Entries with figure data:
******

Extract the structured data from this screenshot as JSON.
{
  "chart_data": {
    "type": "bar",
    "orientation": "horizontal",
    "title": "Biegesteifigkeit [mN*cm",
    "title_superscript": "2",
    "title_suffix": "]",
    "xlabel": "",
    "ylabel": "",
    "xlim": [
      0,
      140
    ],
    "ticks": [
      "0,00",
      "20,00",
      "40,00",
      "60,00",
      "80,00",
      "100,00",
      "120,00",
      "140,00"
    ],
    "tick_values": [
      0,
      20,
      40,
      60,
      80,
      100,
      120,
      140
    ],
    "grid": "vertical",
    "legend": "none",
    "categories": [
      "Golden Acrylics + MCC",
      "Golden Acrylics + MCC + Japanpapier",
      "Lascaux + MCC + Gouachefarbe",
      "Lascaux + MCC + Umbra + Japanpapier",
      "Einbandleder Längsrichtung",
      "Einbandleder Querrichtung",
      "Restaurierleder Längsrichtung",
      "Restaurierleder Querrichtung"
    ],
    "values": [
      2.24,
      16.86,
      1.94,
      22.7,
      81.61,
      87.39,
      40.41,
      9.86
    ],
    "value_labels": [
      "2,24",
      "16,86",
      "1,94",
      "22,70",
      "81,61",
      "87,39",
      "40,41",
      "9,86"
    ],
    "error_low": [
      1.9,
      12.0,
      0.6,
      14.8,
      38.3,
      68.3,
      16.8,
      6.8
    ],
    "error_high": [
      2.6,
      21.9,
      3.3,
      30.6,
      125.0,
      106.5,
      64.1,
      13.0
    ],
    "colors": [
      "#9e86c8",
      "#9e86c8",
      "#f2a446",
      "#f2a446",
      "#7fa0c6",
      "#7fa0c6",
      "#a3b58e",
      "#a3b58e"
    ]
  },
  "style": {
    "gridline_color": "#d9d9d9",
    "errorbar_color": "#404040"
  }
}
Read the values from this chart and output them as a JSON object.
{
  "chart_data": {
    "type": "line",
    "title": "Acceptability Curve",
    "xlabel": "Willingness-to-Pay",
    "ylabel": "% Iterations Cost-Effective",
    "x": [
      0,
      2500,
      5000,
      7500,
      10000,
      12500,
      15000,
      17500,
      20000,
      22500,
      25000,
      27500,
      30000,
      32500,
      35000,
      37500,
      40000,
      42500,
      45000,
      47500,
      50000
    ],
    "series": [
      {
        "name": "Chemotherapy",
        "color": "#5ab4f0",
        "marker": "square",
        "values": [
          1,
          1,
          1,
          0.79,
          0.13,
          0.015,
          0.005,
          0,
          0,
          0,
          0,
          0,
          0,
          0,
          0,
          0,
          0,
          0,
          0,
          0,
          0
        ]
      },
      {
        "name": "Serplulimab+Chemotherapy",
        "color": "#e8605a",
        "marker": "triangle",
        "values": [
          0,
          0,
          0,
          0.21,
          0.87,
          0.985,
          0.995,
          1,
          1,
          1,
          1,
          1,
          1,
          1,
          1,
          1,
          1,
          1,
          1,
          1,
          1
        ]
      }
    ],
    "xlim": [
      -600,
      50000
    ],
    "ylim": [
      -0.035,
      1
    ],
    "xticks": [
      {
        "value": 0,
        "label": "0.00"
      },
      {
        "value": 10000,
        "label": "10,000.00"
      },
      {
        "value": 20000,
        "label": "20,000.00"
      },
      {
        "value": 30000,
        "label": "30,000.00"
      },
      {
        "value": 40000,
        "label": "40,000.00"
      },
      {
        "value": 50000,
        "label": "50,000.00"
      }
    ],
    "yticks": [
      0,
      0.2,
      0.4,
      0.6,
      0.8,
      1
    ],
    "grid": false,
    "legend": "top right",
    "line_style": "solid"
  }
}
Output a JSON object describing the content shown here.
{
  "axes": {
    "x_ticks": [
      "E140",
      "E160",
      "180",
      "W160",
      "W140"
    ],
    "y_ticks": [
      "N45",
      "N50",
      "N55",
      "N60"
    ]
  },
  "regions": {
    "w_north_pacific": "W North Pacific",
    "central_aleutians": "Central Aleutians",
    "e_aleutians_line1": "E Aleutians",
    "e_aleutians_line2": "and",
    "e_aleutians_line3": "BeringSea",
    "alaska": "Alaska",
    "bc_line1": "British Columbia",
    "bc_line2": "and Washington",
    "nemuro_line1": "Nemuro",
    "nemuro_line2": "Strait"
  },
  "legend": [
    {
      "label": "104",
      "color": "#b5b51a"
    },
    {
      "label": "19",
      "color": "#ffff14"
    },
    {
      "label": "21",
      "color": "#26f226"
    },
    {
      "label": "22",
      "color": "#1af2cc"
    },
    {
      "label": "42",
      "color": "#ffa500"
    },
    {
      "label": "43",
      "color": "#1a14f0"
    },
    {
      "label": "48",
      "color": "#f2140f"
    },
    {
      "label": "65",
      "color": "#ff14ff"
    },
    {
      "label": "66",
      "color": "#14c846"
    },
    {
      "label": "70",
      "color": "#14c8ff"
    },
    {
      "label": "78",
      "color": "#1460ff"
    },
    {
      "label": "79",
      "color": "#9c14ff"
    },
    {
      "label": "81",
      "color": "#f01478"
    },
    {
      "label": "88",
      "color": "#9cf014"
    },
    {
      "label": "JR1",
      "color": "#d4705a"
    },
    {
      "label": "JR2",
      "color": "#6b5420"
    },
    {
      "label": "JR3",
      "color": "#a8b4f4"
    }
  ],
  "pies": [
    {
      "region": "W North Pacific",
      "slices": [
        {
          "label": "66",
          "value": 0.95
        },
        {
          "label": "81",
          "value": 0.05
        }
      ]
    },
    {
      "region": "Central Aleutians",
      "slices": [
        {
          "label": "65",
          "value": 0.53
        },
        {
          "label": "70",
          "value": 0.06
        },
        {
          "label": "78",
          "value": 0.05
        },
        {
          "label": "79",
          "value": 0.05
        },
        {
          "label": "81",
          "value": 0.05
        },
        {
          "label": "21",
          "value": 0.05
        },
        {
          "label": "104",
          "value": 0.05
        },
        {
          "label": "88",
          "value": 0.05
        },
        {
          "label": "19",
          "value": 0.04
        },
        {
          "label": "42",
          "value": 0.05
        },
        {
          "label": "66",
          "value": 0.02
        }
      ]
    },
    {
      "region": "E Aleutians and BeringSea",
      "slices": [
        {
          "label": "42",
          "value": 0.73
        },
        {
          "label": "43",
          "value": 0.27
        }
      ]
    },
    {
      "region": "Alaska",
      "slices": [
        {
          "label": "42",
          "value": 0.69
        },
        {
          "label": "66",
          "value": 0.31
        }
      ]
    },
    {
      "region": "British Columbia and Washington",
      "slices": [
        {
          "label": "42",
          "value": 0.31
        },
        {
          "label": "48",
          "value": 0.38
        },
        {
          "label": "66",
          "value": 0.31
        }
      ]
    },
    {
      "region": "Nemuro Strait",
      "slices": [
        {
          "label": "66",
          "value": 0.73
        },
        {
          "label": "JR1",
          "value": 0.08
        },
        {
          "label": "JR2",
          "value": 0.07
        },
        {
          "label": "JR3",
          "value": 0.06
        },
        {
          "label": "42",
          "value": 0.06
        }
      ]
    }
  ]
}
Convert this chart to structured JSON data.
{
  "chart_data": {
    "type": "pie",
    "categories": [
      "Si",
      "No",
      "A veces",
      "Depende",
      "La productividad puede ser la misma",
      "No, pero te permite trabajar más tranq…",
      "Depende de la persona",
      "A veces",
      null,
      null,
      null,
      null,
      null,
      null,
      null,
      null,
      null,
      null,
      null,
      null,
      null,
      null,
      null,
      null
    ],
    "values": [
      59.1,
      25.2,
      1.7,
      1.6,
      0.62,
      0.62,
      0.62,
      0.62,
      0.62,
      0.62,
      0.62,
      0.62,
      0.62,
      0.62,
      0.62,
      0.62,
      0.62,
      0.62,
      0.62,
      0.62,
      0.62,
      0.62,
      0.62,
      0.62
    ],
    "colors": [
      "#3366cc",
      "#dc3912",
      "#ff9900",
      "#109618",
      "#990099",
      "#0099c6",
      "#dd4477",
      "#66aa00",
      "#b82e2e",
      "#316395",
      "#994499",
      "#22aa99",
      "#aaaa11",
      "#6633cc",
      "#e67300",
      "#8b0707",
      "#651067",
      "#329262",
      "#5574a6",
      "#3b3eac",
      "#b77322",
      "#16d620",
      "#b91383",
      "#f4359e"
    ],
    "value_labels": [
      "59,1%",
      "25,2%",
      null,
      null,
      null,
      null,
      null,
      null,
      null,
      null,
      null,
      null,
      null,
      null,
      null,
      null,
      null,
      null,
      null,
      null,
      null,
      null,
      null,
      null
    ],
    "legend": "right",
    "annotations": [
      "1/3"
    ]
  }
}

******

Problem to work on
Every line of the records that includes the word "Längsrichtung" should be gathered.

Exercise answer
      "Einbandleder Längsrichtung",
      "Restaurierleder Längsrichtung",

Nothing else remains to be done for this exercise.